ENTRIES SHOWN —
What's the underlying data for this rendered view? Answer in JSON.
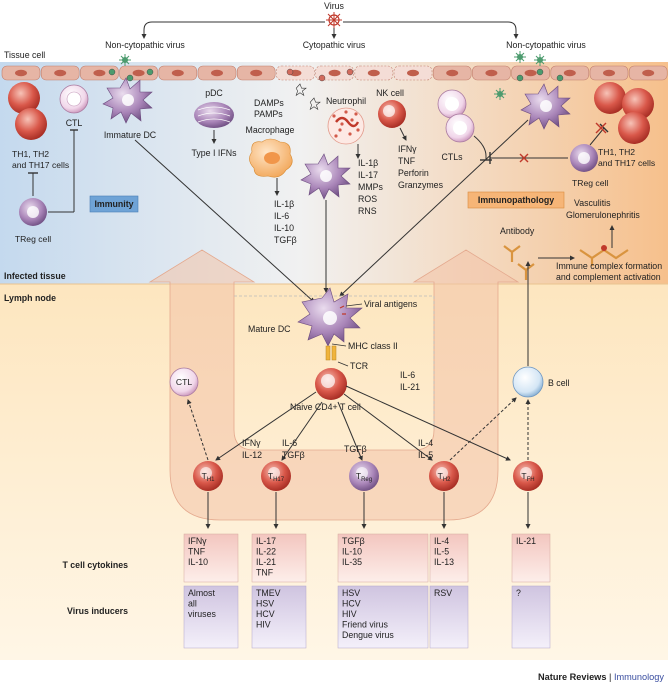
{
  "top": {
    "virus": "Virus",
    "non_cytopathic_left": "Non-cytopathic virus",
    "cytopathic": "Cytopathic virus",
    "non_cytopathic_right": "Non-cytopathic virus",
    "tissue_cell": "Tissue cell"
  },
  "infected": {
    "ctl": "CTL",
    "th_cells": [
      "TH1, TH2",
      "and TH17 cells"
    ],
    "treg": "TReg cell",
    "immature_dc": "Immature DC",
    "pdc": "pDC",
    "type1_ifns": "Type I IFNs",
    "damps": [
      "DAMPs",
      "PAMPs"
    ],
    "macrophage": "Macrophage",
    "macrophage_cytokines": [
      "IL-1β",
      "IL-6",
      "IL-10",
      "TGFβ"
    ],
    "neutrophil": "Neutrophil",
    "neutrophil_products": [
      "IL-1β",
      "IL-17",
      "MMPs",
      "ROS",
      "RNS"
    ],
    "nk_cell": "NK cell",
    "nk_products": [
      "IFNγ",
      "TNF",
      "Perforin",
      "Granzymes"
    ],
    "ctls": "CTLs",
    "treg_right": "TReg cell",
    "th_cells_right": [
      "TH1, TH2",
      "and TH17 cells"
    ],
    "immunity_box": "Immunity",
    "immunopathology_box": "Immunopathology",
    "vasculitis": [
      "Vasculitis",
      "Glomerulonephritis"
    ],
    "antibody": "Antibody",
    "immune_complex": [
      "Immune complex formation",
      "and complement activation"
    ],
    "infected_tissue": "Infected tissue"
  },
  "lymph": {
    "lymph_node": "Lymph node",
    "mature_dc": "Mature DC",
    "viral_antigens": "Viral antigens",
    "mhc": "MHC class II",
    "tcr": "TCR",
    "naive": "Naive CD4+ T cell",
    "ctl": "CTL",
    "b_cell": "B cell",
    "il6_il21": [
      "IL-6",
      "IL-21"
    ],
    "branch_labels": {
      "th1": [
        "IFNγ",
        "IL-12"
      ],
      "th17": [
        "IL-6",
        "TGFβ"
      ],
      "treg": [
        "TGFβ"
      ],
      "th2": [
        "IL-4",
        "IL-5"
      ]
    },
    "subsets": [
      {
        "id": "th1",
        "main": "T",
        "sub": "H1"
      },
      {
        "id": "th17",
        "main": "T",
        "sub": "H17"
      },
      {
        "id": "treg",
        "main": "T",
        "sub": "Reg"
      },
      {
        "id": "th2",
        "main": "T",
        "sub": "H2"
      },
      {
        "id": "tfh",
        "main": "T",
        "sub": "FH"
      }
    ]
  },
  "table": {
    "cytokines_label": "T cell cytokines",
    "inducers_label": "Virus inducers",
    "cytokines": [
      [
        "IFNγ",
        "TNF",
        "IL-10"
      ],
      [
        "IL-17",
        "IL-22",
        "IL-21",
        "TNF"
      ],
      [
        "TGFβ",
        "IL-10",
        "IL-35"
      ],
      [
        "IL-4",
        "IL-5",
        "IL-13"
      ],
      [
        "IL-21"
      ]
    ],
    "inducers": [
      [
        "Almost",
        "all",
        "viruses"
      ],
      [
        "TMEV",
        "HSV",
        "HCV",
        "HIV"
      ],
      [
        "HSV",
        "HCV",
        "HIV",
        "Friend virus",
        "Dengue virus"
      ],
      [
        "RSV"
      ],
      [
        "?"
      ]
    ]
  },
  "footer": {
    "journal": "Nature Reviews",
    "separator": " | ",
    "section": "Immunology"
  },
  "colors": {
    "journal_blue": "#3a4ea0",
    "tcell_red": "#b8312a",
    "immunity_box": "#6fa3d6",
    "immunopathology_box": "#f6b577"
  }
}
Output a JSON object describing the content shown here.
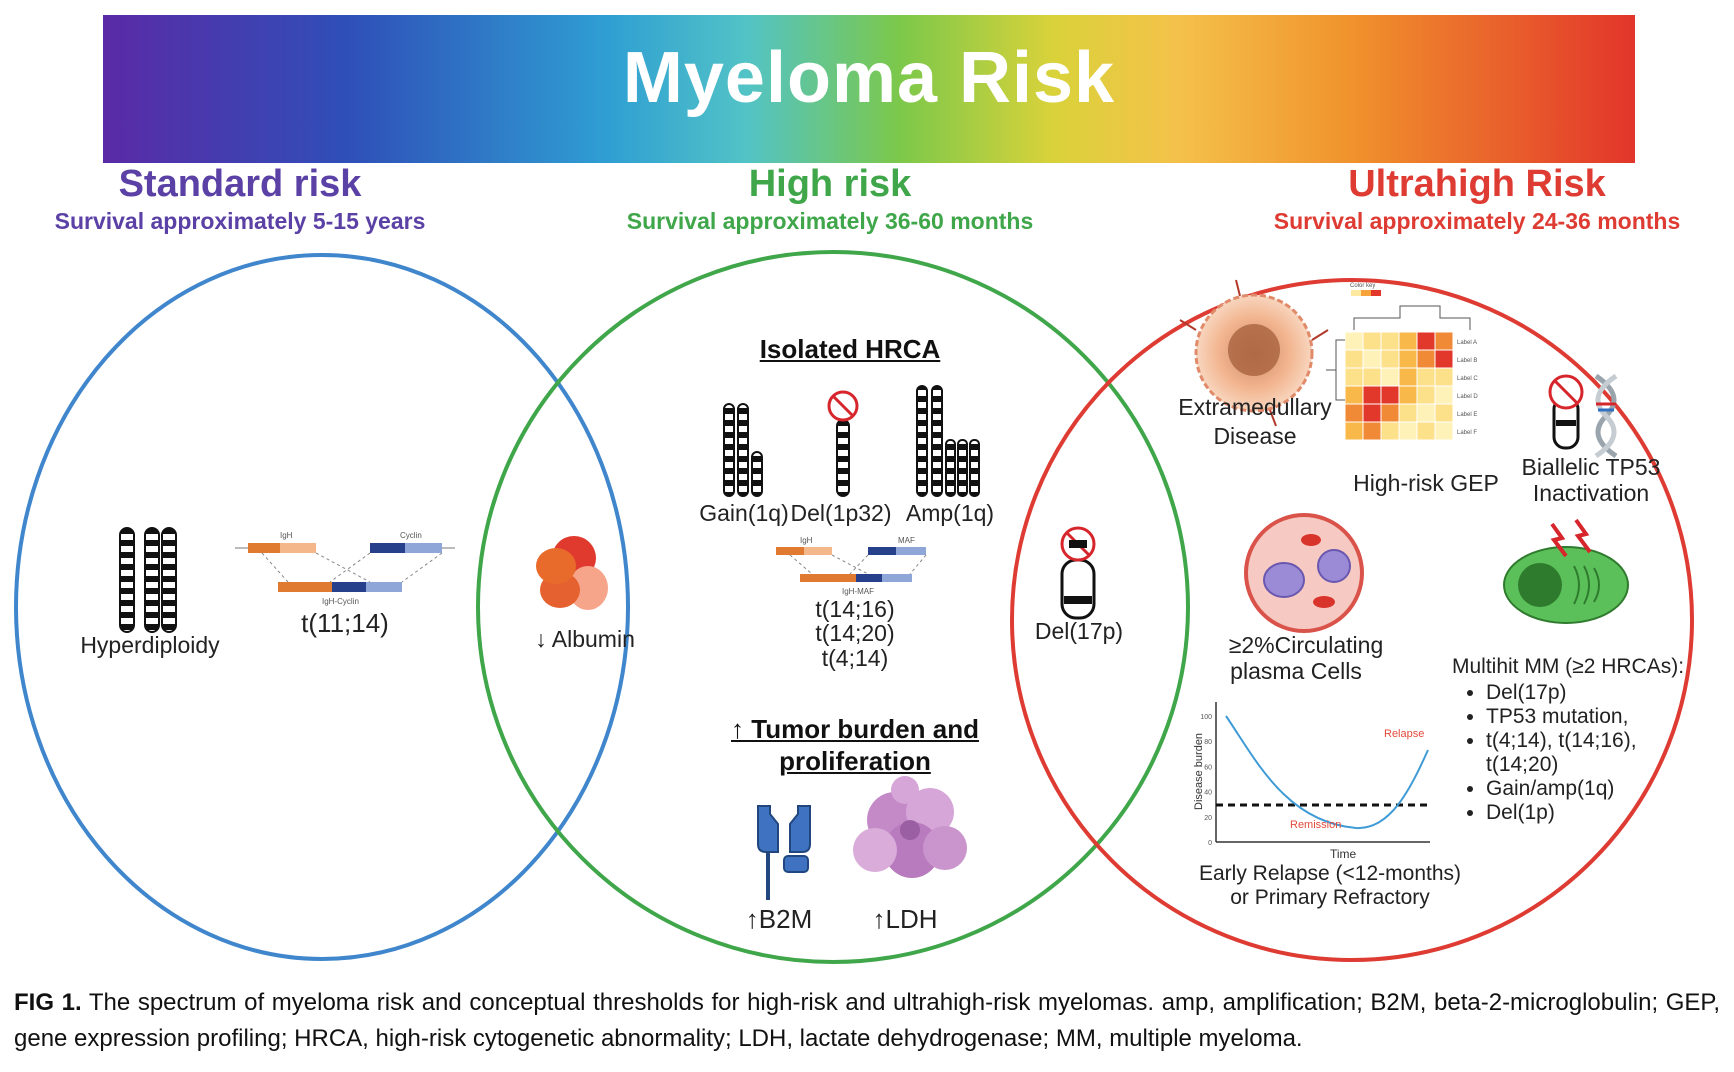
{
  "banner": {
    "title": "Myeloma Risk"
  },
  "categories": {
    "standard": {
      "heading": "Standard risk",
      "survival": "Survival approximately 5-15 years",
      "color": "#5b41a5"
    },
    "high": {
      "heading": "High risk",
      "survival": "Survival approximately 36-60 months",
      "color": "#3fa64a"
    },
    "ultrahigh": {
      "heading": "Ultrahigh Risk",
      "survival": "Survival approximately 24-36 months",
      "color": "#de3b33"
    }
  },
  "circle_colors": {
    "standard": "#3f86cc",
    "high": "#3fa64a",
    "ultrahigh": "#de3b33"
  },
  "standard_items": {
    "hyperdiploidy": "Hyperdiploidy",
    "translocation": "t(11;14)",
    "igh_label": "IgH",
    "cyclin_label": "Cyclin",
    "fusion_label": "IgH-Cyclin"
  },
  "overlap_std_high": {
    "albumin": "↓ Albumin"
  },
  "high_items": {
    "isolated_title": "Isolated HRCA",
    "gain": "Gain(1q)",
    "del1p": "Del(1p32)",
    "amp": "Amp(1q)",
    "igh_label": "IgH",
    "maf_label": "MAF",
    "fusion_label": "IgH-MAF",
    "t1416": "t(14;16)",
    "t1420": "t(14;20)",
    "t414": "t(4;14)",
    "tumor_title_line1": "↑ Tumor burden and",
    "tumor_title_line2": "proliferation",
    "b2m": "↑B2M",
    "ldh": "↑LDH"
  },
  "overlap_high_ultra": {
    "del17p": "Del(17p)"
  },
  "ultra_items": {
    "emd_line1": "Extramedullary",
    "emd_line2": "Disease",
    "gep": "High-risk GEP",
    "color_key": "Color key",
    "heatmap_labels": [
      "Label A",
      "Label B",
      "Label C",
      "Label D",
      "Label E",
      "Label F"
    ],
    "tp53_line1": "Biallelic TP53",
    "tp53_line2": "Inactivation",
    "circ_line1": "≥2%Circulating",
    "circ_line2": "plasma Cells",
    "relapse_line1": "Early Relapse (<12-months)",
    "relapse_line2": "or Primary Refractory",
    "chart_ylabel": "Disease burden",
    "chart_xlabel": "Time",
    "chart_relapse": "Relapse",
    "chart_remission": "Remission",
    "chart_yticks": [
      "100",
      "80",
      "60",
      "40",
      "20",
      "0"
    ],
    "multihit_title": "Multihit MM (≥2 HRCAs):",
    "multihit_items": [
      "Del(17p)",
      "TP53 mutation,",
      "t(4;14), t(14;16),",
      "t(14;20)",
      "Gain/amp(1q)",
      "Del(1p)"
    ]
  },
  "caption": {
    "label": "FIG 1.",
    "text": "The spectrum of myeloma risk and conceptual thresholds for high-risk and ultrahigh-risk myelomas. amp, amplification; B2M, beta-2-microglobulin; GEP, gene expression profiling; HRCA, high-risk cytogenetic abnormality; LDH, lactate dehydrogenase; MM, multiple myeloma."
  }
}
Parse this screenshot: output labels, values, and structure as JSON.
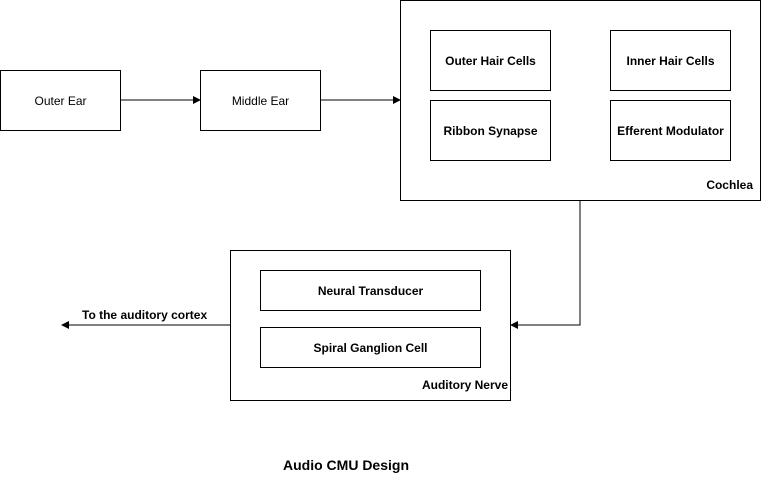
{
  "nodes": {
    "outer_ear": "Outer Ear",
    "middle_ear": "Middle Ear",
    "cochlea": {
      "label": "Cochlea",
      "outer_hair_cells": "Outer Hair Cells",
      "inner_hair_cells": "Inner Hair Cells",
      "ribbon_synapse": "Ribbon Synapse",
      "efferent_modulator": "Efferent Modulator"
    },
    "auditory_nerve": {
      "label": "Auditory Nerve",
      "neural_transducer": "Neural Transducer",
      "spiral_ganglion_cell": "Spiral Ganglion Cell"
    }
  },
  "edges": {
    "output_label": "To the auditory cortex"
  },
  "caption": "Audio CMU Design"
}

WORK TO COMPLETE — Within the listing above, tally the lines holding the word "Survival". Give the tally only.

ANSWER BOX — 3